From the records below, copy every line that contains the word "Bottleneck".

>> Start

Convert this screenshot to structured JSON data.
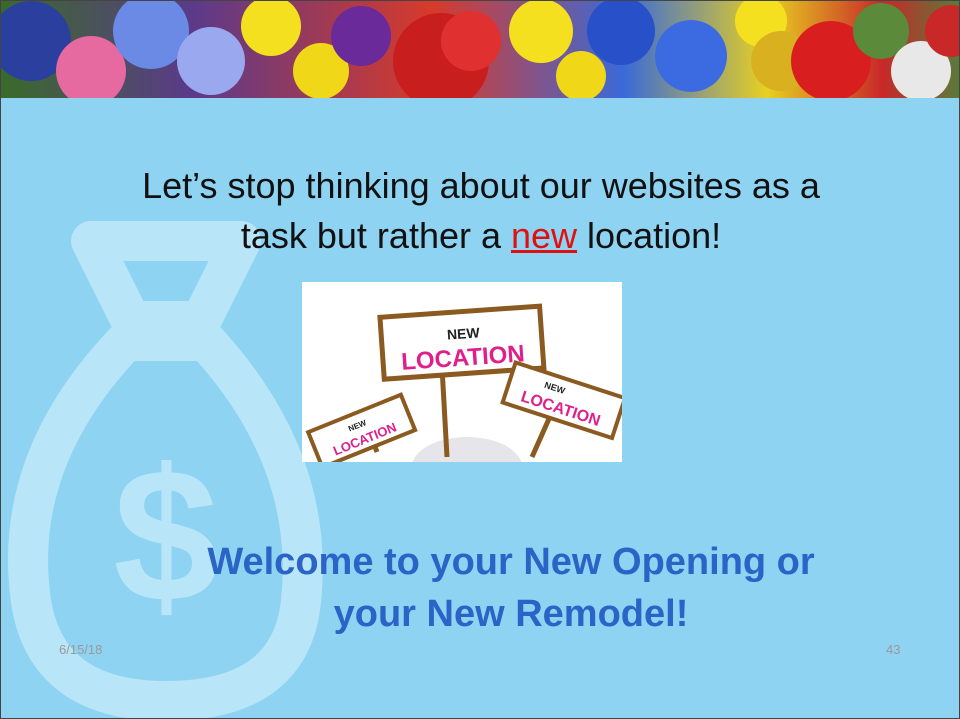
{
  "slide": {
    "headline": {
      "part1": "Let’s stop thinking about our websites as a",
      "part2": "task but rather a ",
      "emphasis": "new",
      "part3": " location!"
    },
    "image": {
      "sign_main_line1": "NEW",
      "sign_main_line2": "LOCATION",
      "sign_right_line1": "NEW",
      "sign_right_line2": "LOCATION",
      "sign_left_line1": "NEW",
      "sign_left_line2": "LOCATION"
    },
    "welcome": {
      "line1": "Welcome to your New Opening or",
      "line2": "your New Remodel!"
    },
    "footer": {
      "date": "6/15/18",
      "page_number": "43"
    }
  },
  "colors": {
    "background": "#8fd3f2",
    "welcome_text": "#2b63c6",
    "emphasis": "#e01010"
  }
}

>> End
>> Start

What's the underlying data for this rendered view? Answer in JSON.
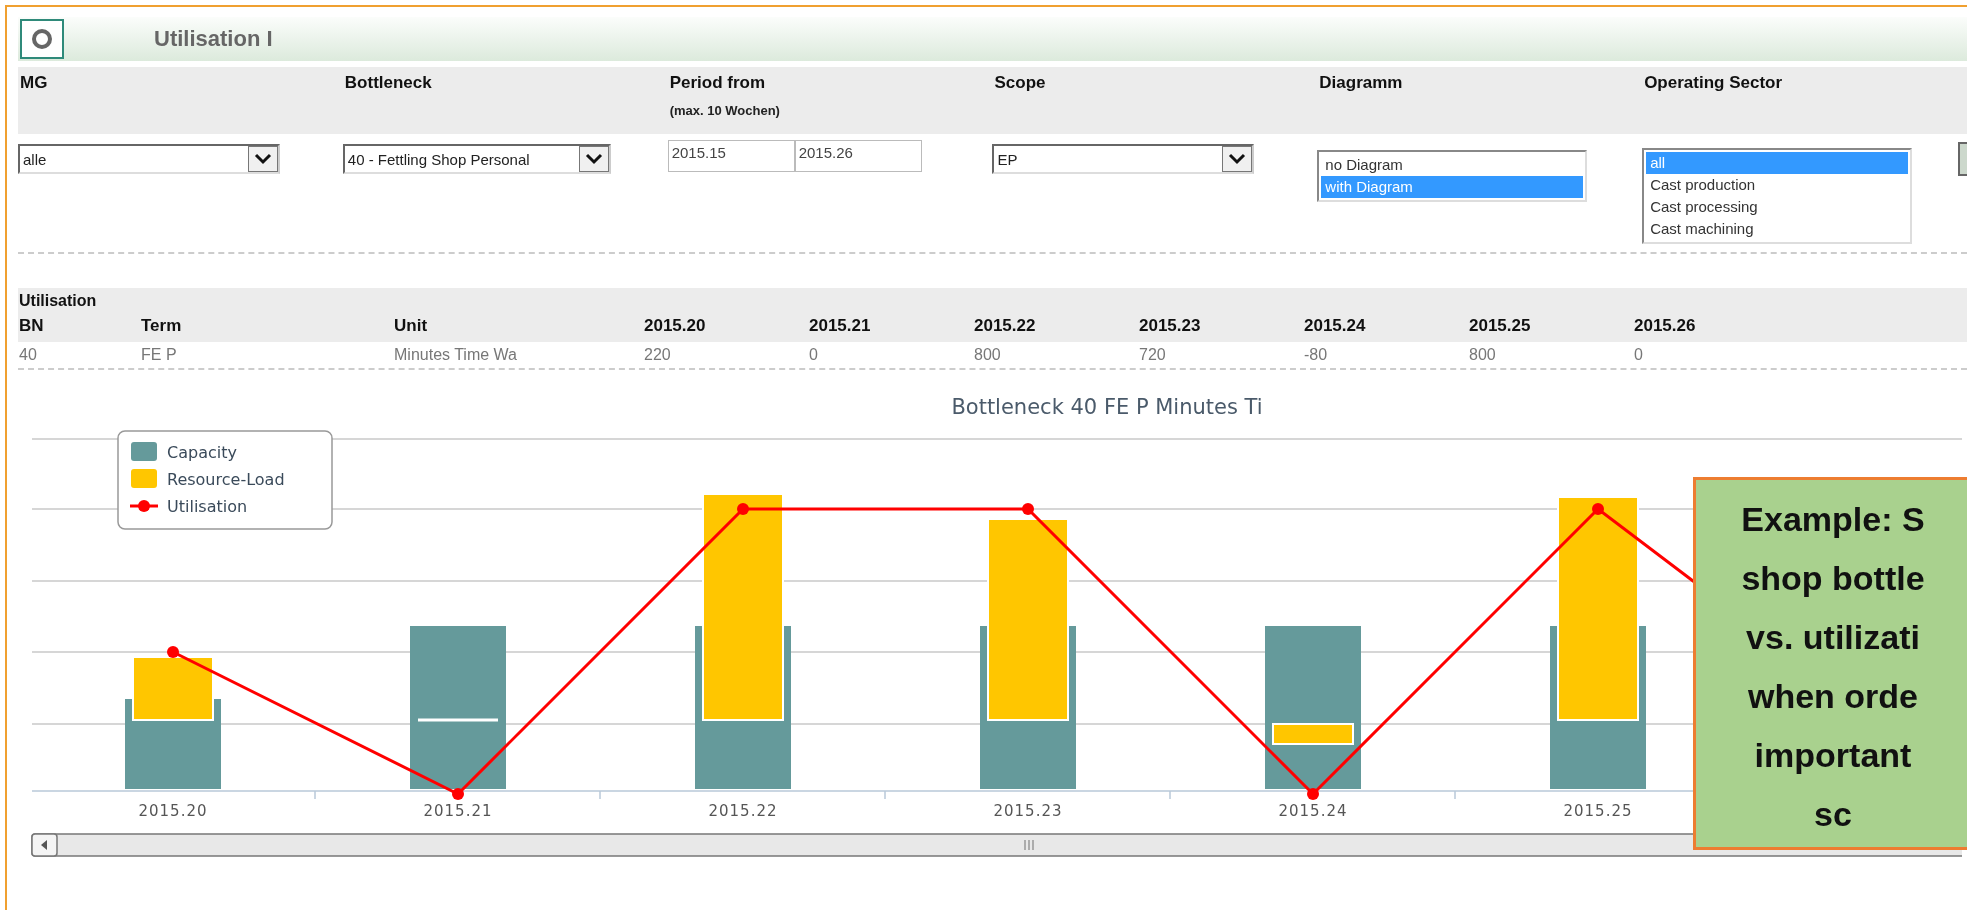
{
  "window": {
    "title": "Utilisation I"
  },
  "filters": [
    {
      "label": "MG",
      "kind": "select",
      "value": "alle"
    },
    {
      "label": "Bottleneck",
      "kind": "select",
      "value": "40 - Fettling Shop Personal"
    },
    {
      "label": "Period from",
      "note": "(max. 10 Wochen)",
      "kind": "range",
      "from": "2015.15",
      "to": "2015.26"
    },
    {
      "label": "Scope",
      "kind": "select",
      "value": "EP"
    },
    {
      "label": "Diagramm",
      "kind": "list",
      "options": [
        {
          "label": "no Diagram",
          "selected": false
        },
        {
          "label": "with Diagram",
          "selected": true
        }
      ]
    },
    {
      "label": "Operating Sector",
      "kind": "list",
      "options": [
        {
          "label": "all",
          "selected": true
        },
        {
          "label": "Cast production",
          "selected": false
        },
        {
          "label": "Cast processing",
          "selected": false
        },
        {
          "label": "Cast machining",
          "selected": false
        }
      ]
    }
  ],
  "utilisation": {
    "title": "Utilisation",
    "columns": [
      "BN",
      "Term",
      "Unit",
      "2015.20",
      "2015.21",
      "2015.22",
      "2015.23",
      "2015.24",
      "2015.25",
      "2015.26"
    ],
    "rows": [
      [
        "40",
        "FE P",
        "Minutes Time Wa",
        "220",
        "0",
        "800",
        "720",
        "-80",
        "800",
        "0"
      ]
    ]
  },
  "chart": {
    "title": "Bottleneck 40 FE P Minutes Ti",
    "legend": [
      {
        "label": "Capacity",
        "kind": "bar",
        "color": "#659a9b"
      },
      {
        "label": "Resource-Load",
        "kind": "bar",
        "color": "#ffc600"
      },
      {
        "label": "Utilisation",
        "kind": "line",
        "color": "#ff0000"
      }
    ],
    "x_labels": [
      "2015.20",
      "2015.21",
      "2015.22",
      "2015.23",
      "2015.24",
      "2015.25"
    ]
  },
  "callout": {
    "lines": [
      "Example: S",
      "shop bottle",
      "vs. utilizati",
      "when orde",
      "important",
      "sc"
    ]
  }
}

>> End

→ OUTPUT FOR THIS EXERCISE:
      "label": "Bottleneck",
    "title": "Bottleneck 40 FE P Minutes Ti",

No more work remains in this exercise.